[Data entries]

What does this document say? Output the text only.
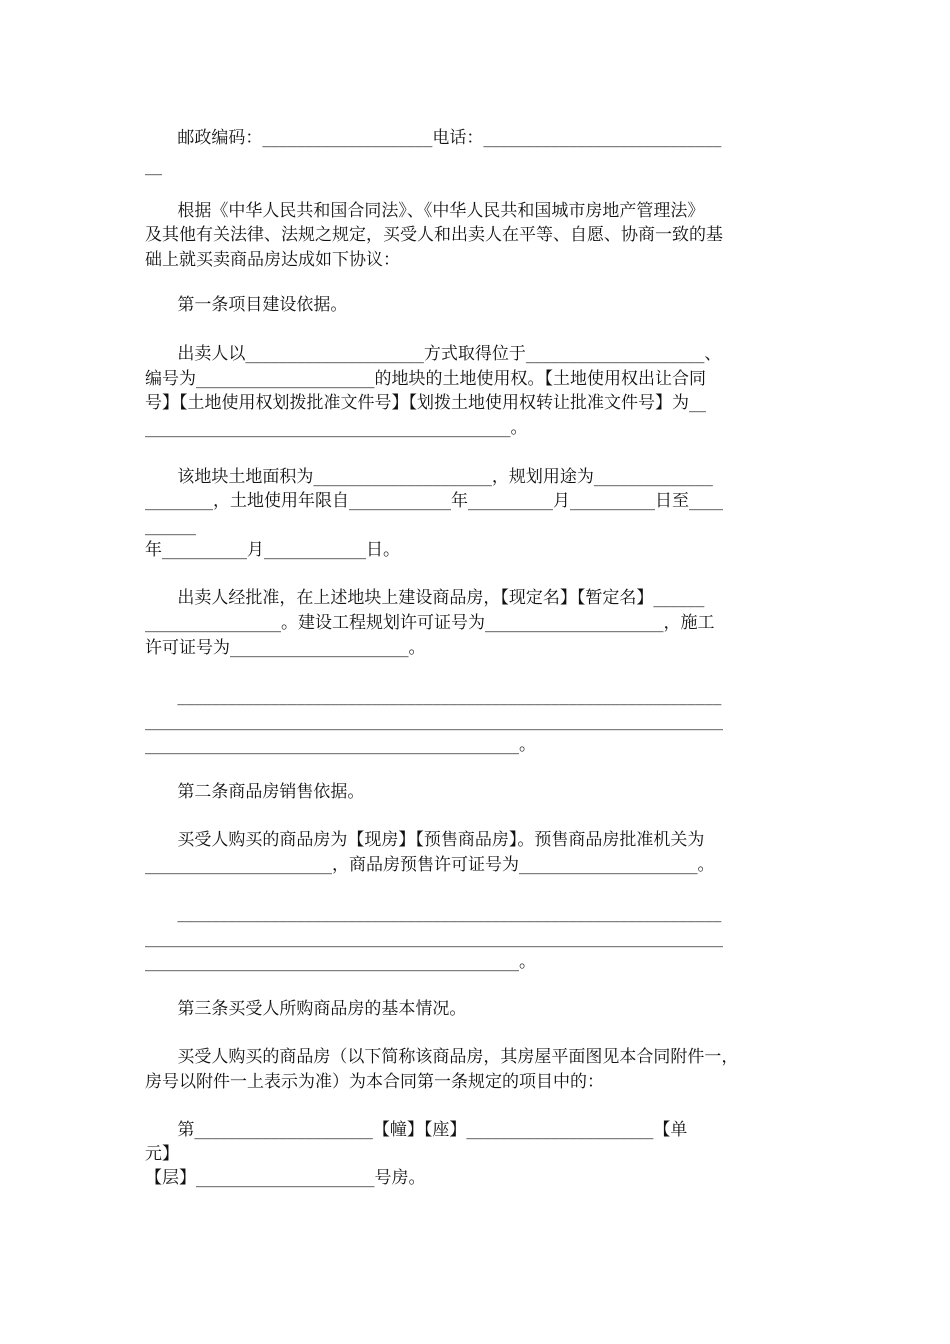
邮政编码：____________________电话：____________________________
__
根据《中华人民共和国合同法》、《中华人民共和国城市房地产管理法》
及其他有关法律、法规之规定，买受人和出卖人在平等、自愿、协商一致的基
础上就买卖商品房达成如下协议：
第一条项目建设依据。
出卖人以_____________________方式取得位于_____________________、
编号为_____________________的地块的土地使用权。【土地使用权出让合同
号】【土地使用权划拨批准文件号】【划拨土地使用权转让批准文件号】为__
___________________________________________。
该地块土地面积为_____________________，规划用途为______________
________，土地使用年限自____________年__________月__________日至____
______
年__________月____________日。
出卖人经批准，在上述地块上建设商品房，【现定名】【暂定名】______
________________。建设工程规划许可证号为_____________________，施工
许可证号为_____________________。
________________________________________________________________
____________________________________________________________________
____________________________________________。
第二条商品房销售依据。
买受人购买的商品房为【现房】【预售商品房】。预售商品房批准机关为
______________________，商品房预售许可证号为_____________________。
________________________________________________________________
____________________________________________________________________
____________________________________________。
第三条买受人所购商品房的基本情况。
买受人购买的商品房（以下简称该商品房，其房屋平面图见本合同附件一，
房号以附件一上表示为准）为本合同第一条规定的项目中的：
第_____________________【幢】【座】______________________【单
元】
【层】_____________________号房。
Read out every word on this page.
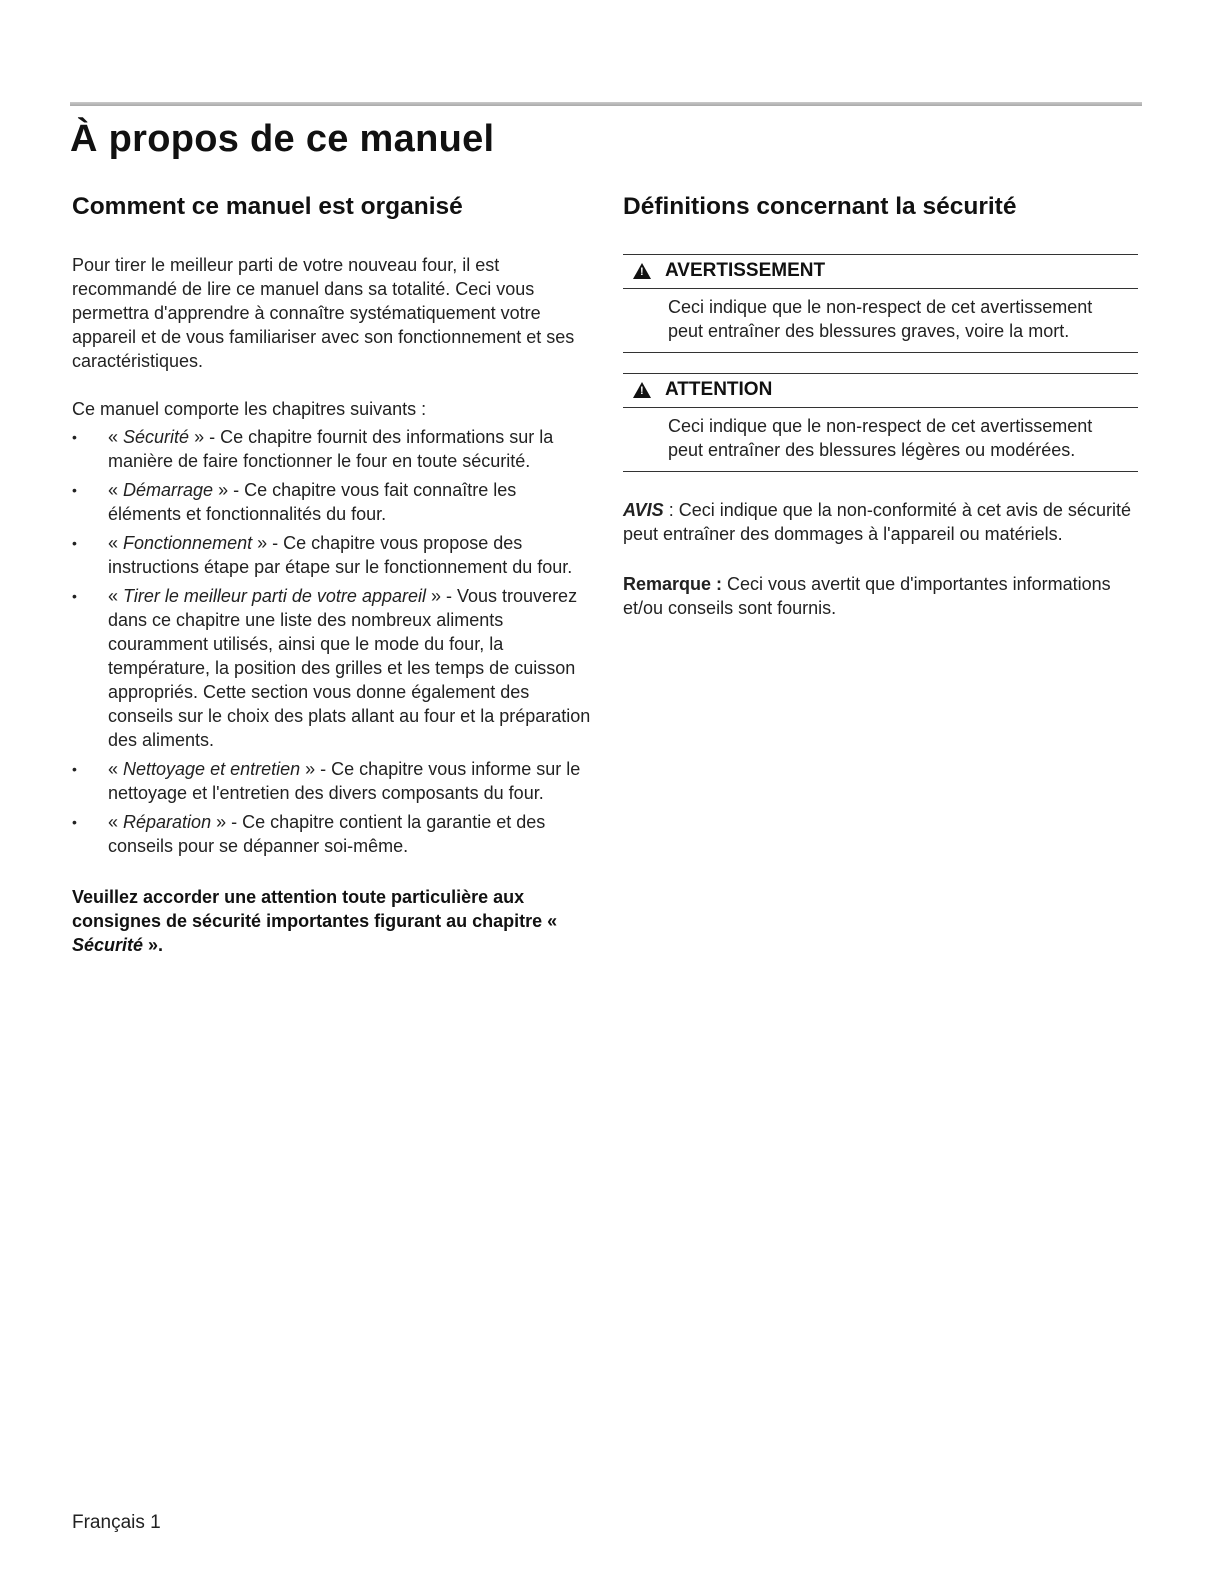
À propos de ce manuel
Comment ce manuel est organisé

Pour tirer le meilleur parti de votre nouveau four, il est recommandé de lire ce manuel dans sa totalité. Ceci vous permettra d'apprendre à connaître systématiquement votre appareil et de vous familiariser avec son fonctionnement et ses caractéristiques.

Ce manuel comporte les chapitres suivants :

• « Sécurité » - Ce chapitre fournit des informations sur la manière de faire fonctionner le four en toute sécurité.
• « Démarrage » - Ce chapitre vous fait connaître les éléments et fonctionnalités du four.
• « Fonctionnement » - Ce chapitre vous propose des instructions étape par étape sur le fonctionnement du four.
• « Tirer le meilleur parti de votre appareil » - Vous trouverez dans ce chapitre une liste des nombreux aliments couramment utilisés, ainsi que le mode du four, la température, la position des grilles et les temps de cuisson appropriés. Cette section vous donne également des conseils sur le choix des plats allant au four et la préparation des aliments.
• « Nettoyage et entretien » - Ce chapitre vous informe sur le nettoyage et l'entretien des divers composants du four.
• « Réparation » - Ce chapitre contient la garantie et des conseils pour se dépanner soi-même.

Veuillez accorder une attention toute particulière aux consignes de sécurité importantes figurant au chapitre « Sécurité ».

Définitions concernant la sécurité
!
AVERTISSEMENT

Ceci indique que le non-respect de cet avertissement peut entraîner des blessures graves, voire la mort.

!
ATTENTION

Ceci indique que le non-respect de cet avertissement peut entraîner des blessures légères ou modérées.

AVIS : Ceci indique que la non-conformité à cet avis de sécurité peut entraîner des dommages à l'appareil ou matériels.

Remarque : Ceci vous avertit que d'importantes informations et/ou conseils sont fournis.

Français 1
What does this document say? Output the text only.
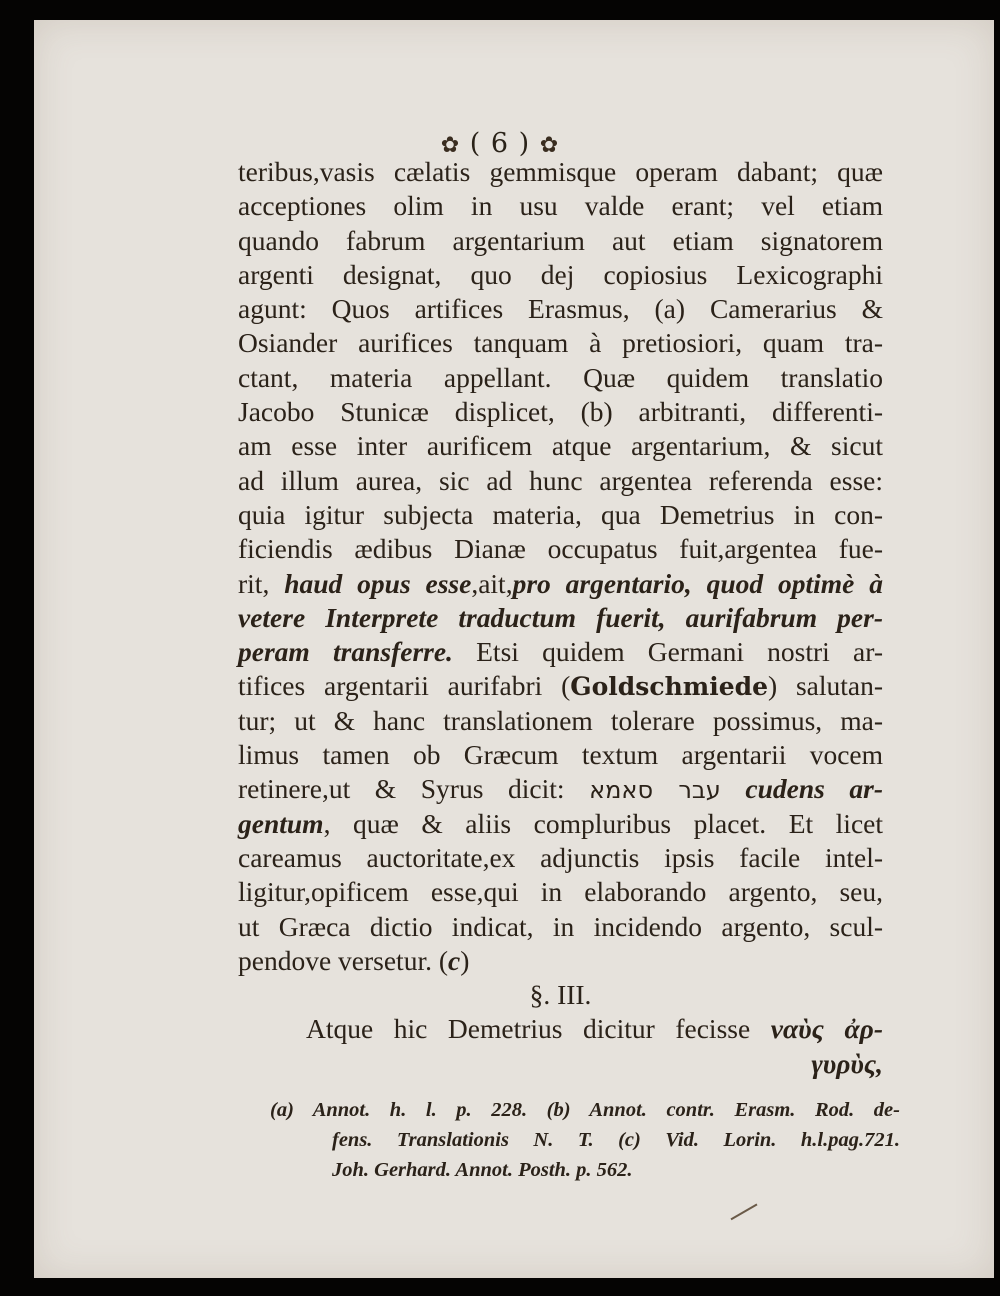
✿ ( 6 ) ✿
teribus,vasis cælatis gemmisque operam dabant; quæ
acceptiones olim in usu valde erant; vel etiam
quando fabrum argentarium aut etiam signatorem
argenti designat, quo dej copiosius Lexicographi
agunt: Quos artifices Erasmus, (a) Camerarius &
Osiander aurifices tanquam à pretiosiori, quam tra-
ctant, materia appellant. Quæ quidem translatio
Jacobo Stunicæ displicet, (b) arbitranti, differenti-
am esse inter aurificem atque argentarium, & sicut
ad illum aurea, sic ad hunc argentea referenda esse:
quia igitur subjecta materia, qua Demetrius in con-
ficiendis ædibus Dianæ occupatus fuit,argentea fue-
rit, haud opus esse,ait,pro argentario, quod optimè à
vetere Interprete traductum fuerit, aurifabrum per-
peram transferre. Etsi quidem Germani nostri ar-
tifices argentarii aurifabri (Goldschmiede) salutan-
tur; ut & hanc translationem tolerare possimus, ma-
limus tamen ob Græcum textum argentarii vocem
retinere,ut & Syrus dicit: עבר סאמא cudens ar-
gentum, quæ & aliis compluribus placet. Et licet
careamus auctoritate,ex adjunctis ipsis facile intel-
ligitur,opificem esse,qui in elaborando argento, seu,
ut Græca dictio indicat, in incidendo argento, scul-
pendove versetur. (c)
§. III.
Atque hic Demetrius dicitur fecisse ναὺς ἀρ-
γυρὺς,
(a) Annot. h. l. p. 228. (b) Annot. contr. Erasm. Rod. de-
fens. Translationis N. T. (c) Vid. Lorin. h.l.pag.721.
Joh. Gerhard. Annot. Posth. p. 562.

[STATED PROBLEM] Print the entries above exactly, taking out only the pictures.

[WRITTEN REPLY]
What does this document say? Output the text only.
邮政编码：____________________电话：____________________________
__
根据《中华人民共和国合同法》、《中华人民共和国城市房地产管理法》
及其他有关法律、法规之规定，买受人和出卖人在平等、自愿、协商一致的基
础上就买卖商品房达成如下协议：
第一条项目建设依据。
出卖人以_____________________方式取得位于_____________________、
编号为_____________________的地块的土地使用权。【土地使用权出让合同
号】【土地使用权划拨批准文件号】【划拨土地使用权转让批准文件号】为__
___________________________________________。
该地块土地面积为_____________________，规划用途为______________
________，土地使用年限自____________年__________月__________日至____
______
年__________月____________日。
出卖人经批准，在上述地块上建设商品房，【现定名】【暂定名】______
________________。建设工程规划许可证号为_____________________，施工
许可证号为_____________________。
________________________________________________________________
____________________________________________________________________
____________________________________________。
第二条商品房销售依据。
买受人购买的商品房为【现房】【预售商品房】。预售商品房批准机关为
______________________，商品房预售许可证号为_____________________。
________________________________________________________________
____________________________________________________________________
____________________________________________。
第三条买受人所购商品房的基本情况。
买受人购买的商品房（以下简称该商品房，其房屋平面图见本合同附件一，
房号以附件一上表示为准）为本合同第一条规定的项目中的：
第_____________________【幢】【座】______________________【单
元】
【层】_____________________号房。
Read out every word on this page.
À propos de ce manuel
Comment ce manuel est organisé

Pour tirer le meilleur parti de votre nouveau four, il est recommandé de lire ce manuel dans sa totalité. Ceci vous permettra d'apprendre à connaître systématiquement votre appareil et de vous familiariser avec son fonctionnement et ses caractéristiques.

Ce manuel comporte les chapitres suivants :

• « Sécurité » - Ce chapitre fournit des informations sur la manière de faire fonctionner le four en toute sécurité.
• « Démarrage » - Ce chapitre vous fait connaître les éléments et fonctionnalités du four.
• « Fonctionnement » - Ce chapitre vous propose des instructions étape par étape sur le fonctionnement du four.
• « Tirer le meilleur parti de votre appareil » - Vous trouverez dans ce chapitre une liste des nombreux aliments couramment utilisés, ainsi que le mode du four, la température, la position des grilles et les temps de cuisson appropriés. Cette section vous donne également des conseils sur le choix des plats allant au four et la préparation des aliments.
• « Nettoyage et entretien » - Ce chapitre vous informe sur le nettoyage et l'entretien des divers composants du four.
• « Réparation » - Ce chapitre contient la garantie et des conseils pour se dépanner soi-même.

Veuillez accorder une attention toute particulière aux consignes de sécurité importantes figurant au chapitre « Sécurité ».

Définitions concernant la sécurité
!
AVERTISSEMENT

Ceci indique que le non-respect de cet avertissement peut entraîner des blessures graves, voire la mort.

!
ATTENTION

Ceci indique que le non-respect de cet avertissement peut entraîner des blessures légères ou modérées.

AVIS : Ceci indique que la non-conformité à cet avis de sécurité peut entraîner des dommages à l'appareil ou matériels.

Remarque : Ceci vous avertit que d'importantes informations et/ou conseils sont fournis.

Français 1
What does this document say? Output the text only.
✿ ( 6 ) ✿
teribus,vasis cælatis gemmisque operam dabant; quæ
acceptiones olim in usu valde erant; vel etiam
quando fabrum argentarium aut etiam signatorem
argenti designat, quo dej copiosius Lexicographi
agunt: Quos artifices Erasmus, (a) Camerarius &
Osiander aurifices tanquam à pretiosiori, quam tra-
ctant, materia appellant. Quæ quidem translatio
Jacobo Stunicæ displicet, (b) arbitranti, differenti-
am esse inter aurificem atque argentarium, & sicut
ad illum aurea, sic ad hunc argentea referenda esse:
quia igitur subjecta materia, qua Demetrius in con-
ficiendis ædibus Dianæ occupatus fuit,argentea fue-
rit, haud opus esse,ait,pro argentario, quod optimè à
vetere Interprete traductum fuerit, aurifabrum per-
peram transferre. Etsi quidem Germani nostri ar-
tifices argentarii aurifabri (Goldschmiede) salutan-
tur; ut & hanc translationem tolerare possimus, ma-
limus tamen ob Græcum textum argentarii vocem
retinere,ut & Syrus dicit: עבר סאמא cudens ar-
gentum, quæ & aliis compluribus placet. Et licet
careamus auctoritate,ex adjunctis ipsis facile intel-
ligitur,opificem esse,qui in elaborando argento, seu,
ut Græca dictio indicat, in incidendo argento, scul-
pendove versetur. (c)
§. III.
Atque hic Demetrius dicitur fecisse ναὺς ἀρ-
γυρὺς,
(a) Annot. h. l. p. 228. (b) Annot. contr. Erasm. Rod. de-
fens. Translationis N. T. (c) Vid. Lorin. h.l.pag.721.
Joh. Gerhard. Annot. Posth. p. 562.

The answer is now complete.